Text extract:
--- start ---

The Governor General's Award for English-language children's writing is a Canadian literary award that annually recognizes one Canadian writer for a children's book written in English. It is one of four children's book awards among the Governor General's Awards for Literary Merit, one each for writers and illustrators of English- and French-language books. The Governor General's Awards program is administered by the Canada Council.

In name, this award is part of the Governor General's Award program only from 1987 but there was a single award for "Juvenile" literature from 1949 to 1958, and the four present-day "Children's" awards were established in 1975 under a Canada Council name. In the event, the "Canada Council" and "Governor General's" awards have recognized writing in an English-language children's book every year from 1975.

Juvenile fiction

The oldest of now-14 annual Governor General's Awards for Literary Merit were inaugurated in 1936. One award for a "juvenile" book was introduced in 1949, and conferred every year to 1958. Throughout those ten years, the juvenile literature award was one of five in the program, all for English-language books.

1949: Richard S. Lambert, Franklin of the Arctic
1950: Donalda Dickie, The Great Adventure
1951: John F. Hayes, A Land Divided
1952: Marie McPhedran, Cargoes on the Great Lakes
1953: John F. Hayes, Rebels Ride at Night
1954: Marjorie Wilkins Campbell, The Nor'westers
1955: Kerry Wood, The Map-Maker
1956: Farley Mowat, Lost in the Barrens
1957: Kerry Wood, The Great Chief
1958: Edith L. Sharp, Nkwala

Two of the Governor General's Award-winning writers also won the Canadian Library Association award for children's book writing, recognizing the same book: Richard Lambert in 1949 and Farley Mowat in 1958. The CLA Book of the Year for Children Award was conferred six times during these ten years.

Canada Council Children's Literature Prize 

In 1975 the Canada Council established four annual prizes of $5000 for the year's best English- and French-language children's books by Canadian writers and illustrators. Those 
"Canada Council Children's Literature Prizes" were continued under the "Governor General's Awards" rubric from 1987, and continue today. Among them the English-language writing prize was awarded every year from 1975.

 1975: Bill Freeman, Shantymen of Cache Lake
 1976: Myra Paperny, The Wooden People
 1977: Jean Little, Listen for the Singing – sequel to From Anna (1972)
 1978: Kevin Major, Hold Fast
 1979: Barbara Smucker, Days of Terror
 1980: Christie Harris, The Trouble with Princesses, illus. Douglas Tait 
 1981: Monica Hughes, The Guardian of Isis – sequel to The Keeper of the Isis Light (1980)

--- end ---

Stored data:
--- start ---

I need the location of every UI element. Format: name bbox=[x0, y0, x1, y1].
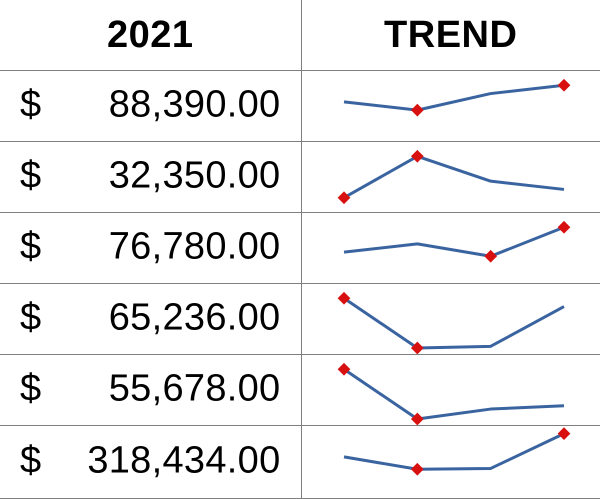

--- end ---

Written tasks:
1. Do these statements agree with the children's writing award text? (a) The juvenile award was given every year from 1949 to 1958. (b) The Canada Council prizes set up in 1975 were worth $10000 each. (c) The Canada Council runs the Governor General's Awards program. Answer yes or no for each, and quote the words from the text that decide it.
2. Write the next part of the children's writing award text, picking up after its last line.

The replies:
1.
(a) Yes: "conferred every year to 1958."
(b) No: "four annual prizes of $5000."
(c) Yes: "The Governor General's Awards program is administered by the Canada Council."

2.
 1982: Monica Hughes, Hunter in the Dark
 1983: Sean O'Huigin, The Ghost Horse of the Mounties
 1984: Jan Hudson, Sweetgrass
 1985: Cora Taylor, Julie
 1986: Janet Lunn, Shadow in Hawthorn Bay 

Three of the CCCLP-winning English-language writers also won the annual Canadian Library Association award for children's book writing, recognizing the same book. Their CLA Book of the Year for Children Awards are dated one year later: Kevin Major 1979, Cora Taylor 1986, and Janet Lunn 1987. The CLA Book of the Year was inaugurated in 1947 and has been awarded every year since 1963.

Two of the CCCLP-winning English-language writers also won the CLA Young Adult Book Award, recognizing the same book, namely Monica Hughes in 1983 and Janet Lunn in 1987. That is, Janet Lunn and Shadow in Hawthorn Bay (1986) won both the CLA awards for children's and young-adult books.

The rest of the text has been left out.